[Exercise goal]
Write out all the lines again, precisely as they stand, but without the images.

[Data for processing]
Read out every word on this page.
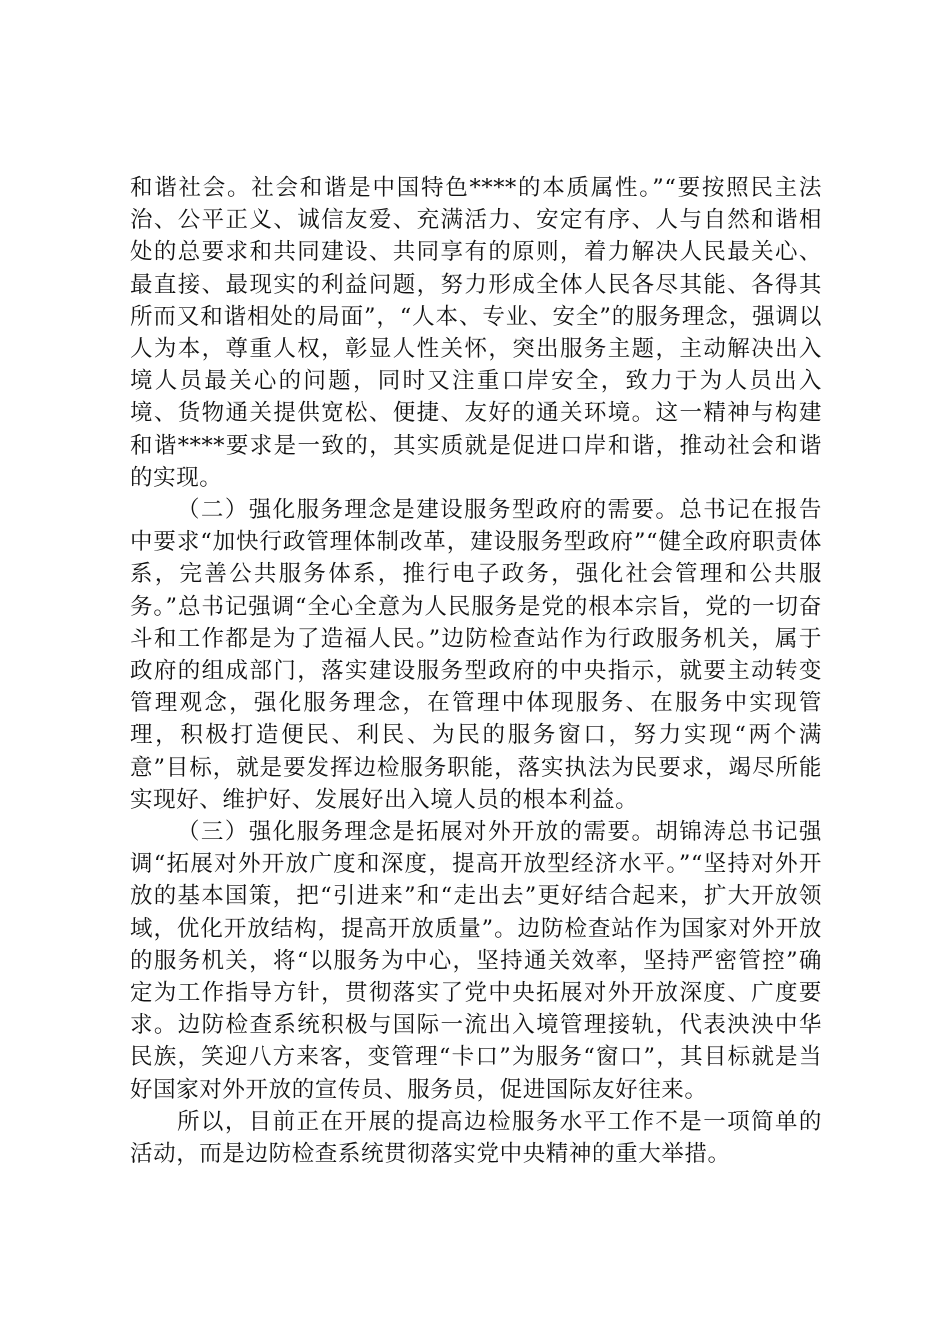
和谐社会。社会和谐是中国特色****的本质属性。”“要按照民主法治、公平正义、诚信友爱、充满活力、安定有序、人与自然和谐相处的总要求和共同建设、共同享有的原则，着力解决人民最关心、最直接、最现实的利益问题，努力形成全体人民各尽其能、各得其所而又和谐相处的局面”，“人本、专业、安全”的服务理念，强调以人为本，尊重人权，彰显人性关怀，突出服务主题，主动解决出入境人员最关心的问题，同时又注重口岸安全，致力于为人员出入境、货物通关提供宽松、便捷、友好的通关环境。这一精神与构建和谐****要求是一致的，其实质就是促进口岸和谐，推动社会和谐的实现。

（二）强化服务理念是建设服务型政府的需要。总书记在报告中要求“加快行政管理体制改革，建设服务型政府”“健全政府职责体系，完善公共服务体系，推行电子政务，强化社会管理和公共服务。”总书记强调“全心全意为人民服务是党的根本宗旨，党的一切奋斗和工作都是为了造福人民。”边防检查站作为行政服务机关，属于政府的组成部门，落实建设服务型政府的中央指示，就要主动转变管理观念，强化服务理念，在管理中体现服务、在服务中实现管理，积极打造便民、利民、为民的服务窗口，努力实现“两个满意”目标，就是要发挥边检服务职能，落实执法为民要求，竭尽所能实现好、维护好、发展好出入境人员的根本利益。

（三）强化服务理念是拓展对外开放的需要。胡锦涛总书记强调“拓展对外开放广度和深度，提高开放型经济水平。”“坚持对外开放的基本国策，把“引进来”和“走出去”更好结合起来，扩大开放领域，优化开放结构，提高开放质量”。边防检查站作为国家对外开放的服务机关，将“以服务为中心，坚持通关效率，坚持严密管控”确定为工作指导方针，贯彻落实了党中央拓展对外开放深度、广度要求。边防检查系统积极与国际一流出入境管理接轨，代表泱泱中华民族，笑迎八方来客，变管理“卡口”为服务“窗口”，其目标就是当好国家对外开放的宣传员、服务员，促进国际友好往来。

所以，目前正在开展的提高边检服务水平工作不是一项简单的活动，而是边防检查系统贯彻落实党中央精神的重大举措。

[Solution to the exercise]
Read out every word on this page.
和谐社会。社会和谐是中国特色****的本质属性。”“要按照民主法治、公平正义、诚信友爱、充满活力、安定有序、人与自然和谐相处的总要求和共同建设、共同享有的原则，着力解决人民最关心、最直接、最现实的利益问题，努力形成全体人民各尽其能、各得其所而又和谐相处的局面”，“人本、专业、安全”的服务理念，强调以人为本，尊重人权，彰显人性关怀，突出服务主题，主动解决出入境人员最关心的问题，同时又注重口岸安全，致力于为人员出入境、货物通关提供宽松、便捷、友好的通关环境。这一精神与构建和谐****要求是一致的，其实质就是促进口岸和谐，推动社会和谐的实现。

（二）强化服务理念是建设服务型政府的需要。总书记在报告中要求“加快行政管理体制改革，建设服务型政府”“健全政府职责体系，完善公共服务体系，推行电子政务，强化社会管理和公共服务。”总书记强调“全心全意为人民服务是党的根本宗旨，党的一切奋斗和工作都是为了造福人民。”边防检查站作为行政服务机关，属于政府的组成部门，落实建设服务型政府的中央指示，就要主动转变管理观念，强化服务理念，在管理中体现服务、在服务中实现管理，积极打造便民、利民、为民的服务窗口，努力实现“两个满意”目标，就是要发挥边检服务职能，落实执法为民要求，竭尽所能实现好、维护好、发展好出入境人员的根本利益。

（三）强化服务理念是拓展对外开放的需要。胡锦涛总书记强调“拓展对外开放广度和深度，提高开放型经济水平。”“坚持对外开放的基本国策，把“引进来”和“走出去”更好结合起来，扩大开放领域，优化开放结构，提高开放质量”。边防检查站作为国家对外开放的服务机关，将“以服务为中心，坚持通关效率，坚持严密管控”确定为工作指导方针，贯彻落实了党中央拓展对外开放深度、广度要求。边防检查系统积极与国际一流出入境管理接轨，代表泱泱中华民族，笑迎八方来客，变管理“卡口”为服务“窗口”，其目标就是当好国家对外开放的宣传员、服务员，促进国际友好往来。

所以，目前正在开展的提高边检服务水平工作不是一项简单的活动，而是边防检查系统贯彻落实党中央精神的重大举措。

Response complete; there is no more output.